Only the pictures are to be left out; set down the rest of the records exactly.

Data entries
--- BEGIN ---

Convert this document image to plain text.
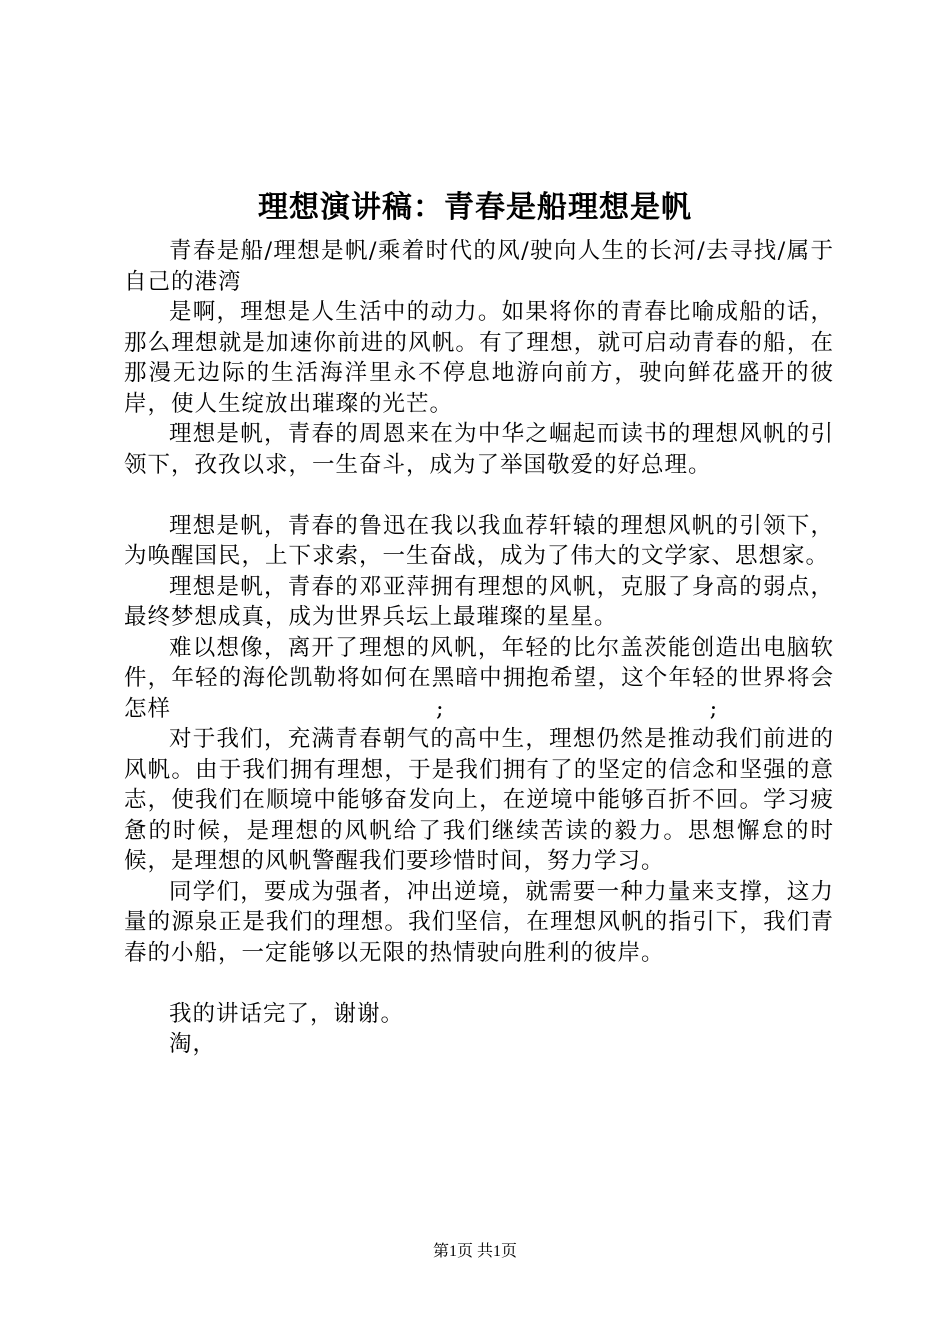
理想演讲稿：青春是船理想是帆

青春是船/理想是帆/乘着时代的风/驶向人生的长河/去寻找/属于自己的港湾

是啊，理想是人生活中的动力。如果将你的青春比喻成船的话，那么理想就是加速你前进的风帆。有了理想，就可启动青春的船，在那漫无边际的生活海洋里永不停息地游向前方，驶向鲜花盛开的彼岸，使人生绽放出璀璨的光芒。

理想是帆，青春的周恩来在为中华之崛起而读书的理想风帆的引领下，孜孜以求，一生奋斗，成为了举国敬爱的好总理。

理想是帆，青春的鲁迅在我以我血荐轩辕的理想风帆的引领下，为唤醒国民，上下求索，一生奋战，成为了伟大的文学家、思想家。

理想是帆，青春的邓亚萍拥有理想的风帆，克服了身高的弱点，最终梦想成真，成为世界兵坛上最璀璨的星星。

难以想像，离开了理想的风帆，年轻的比尔盖茨能创造出电脑软件，年轻的海伦凯勒将如何在黑暗中拥抱希望，这个年轻的世界将会怎样	;	;

对于我们，充满青春朝气的高中生，理想仍然是推动我们前进的风帆。由于我们拥有理想，于是我们拥有了的坚定的信念和坚强的意志，使我们在顺境中能够奋发向上，在逆境中能够百折不回。学习疲惫的时候，是理想的风帆给了我们继续苦读的毅力。思想懈怠的时候，是理想的风帆警醒我们要珍惜时间，努力学习。

同学们，要成为强者，冲出逆境，就需要一种力量来支撑，这力量的源泉正是我们的理想。我们坚信，在理想风帆的指引下，我们青春的小船，一定能够以无限的热情驶向胜利的彼岸。

我的讲话完了，谢谢。

淘，

第1页 共1页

--- END ---

## TASK SOLUTION
Convert this document image to plain text.
理想演讲稿：青春是船理想是帆

青春是船/理想是帆/乘着时代的风/驶向人生的长河/去寻找/属于自己的港湾

是啊，理想是人生活中的动力。如果将你的青春比喻成船的话，那么理想就是加速你前进的风帆。有了理想，就可启动青春的船，在那漫无边际的生活海洋里永不停息地游向前方，驶向鲜花盛开的彼岸，使人生绽放出璀璨的光芒。

理想是帆，青春的周恩来在为中华之崛起而读书的理想风帆的引领下，孜孜以求，一生奋斗，成为了举国敬爱的好总理。

理想是帆，青春的鲁迅在我以我血荐轩辕的理想风帆的引领下，为唤醒国民，上下求索，一生奋战，成为了伟大的文学家、思想家。

理想是帆，青春的邓亚萍拥有理想的风帆，克服了身高的弱点，最终梦想成真，成为世界兵坛上最璀璨的星星。

难以想像，离开了理想的风帆，年轻的比尔盖茨能创造出电脑软件，年轻的海伦凯勒将如何在黑暗中拥抱希望，这个年轻的世界将会怎样	;	;

对于我们，充满青春朝气的高中生，理想仍然是推动我们前进的风帆。由于我们拥有理想，于是我们拥有了的坚定的信念和坚强的意志，使我们在顺境中能够奋发向上，在逆境中能够百折不回。学习疲惫的时候，是理想的风帆给了我们继续苦读的毅力。思想懈怠的时候，是理想的风帆警醒我们要珍惜时间，努力学习。

同学们，要成为强者，冲出逆境，就需要一种力量来支撑，这力量的源泉正是我们的理想。我们坚信，在理想风帆的指引下，我们青春的小船，一定能够以无限的热情驶向胜利的彼岸。

我的讲话完了，谢谢。

淘，

第1页 共1页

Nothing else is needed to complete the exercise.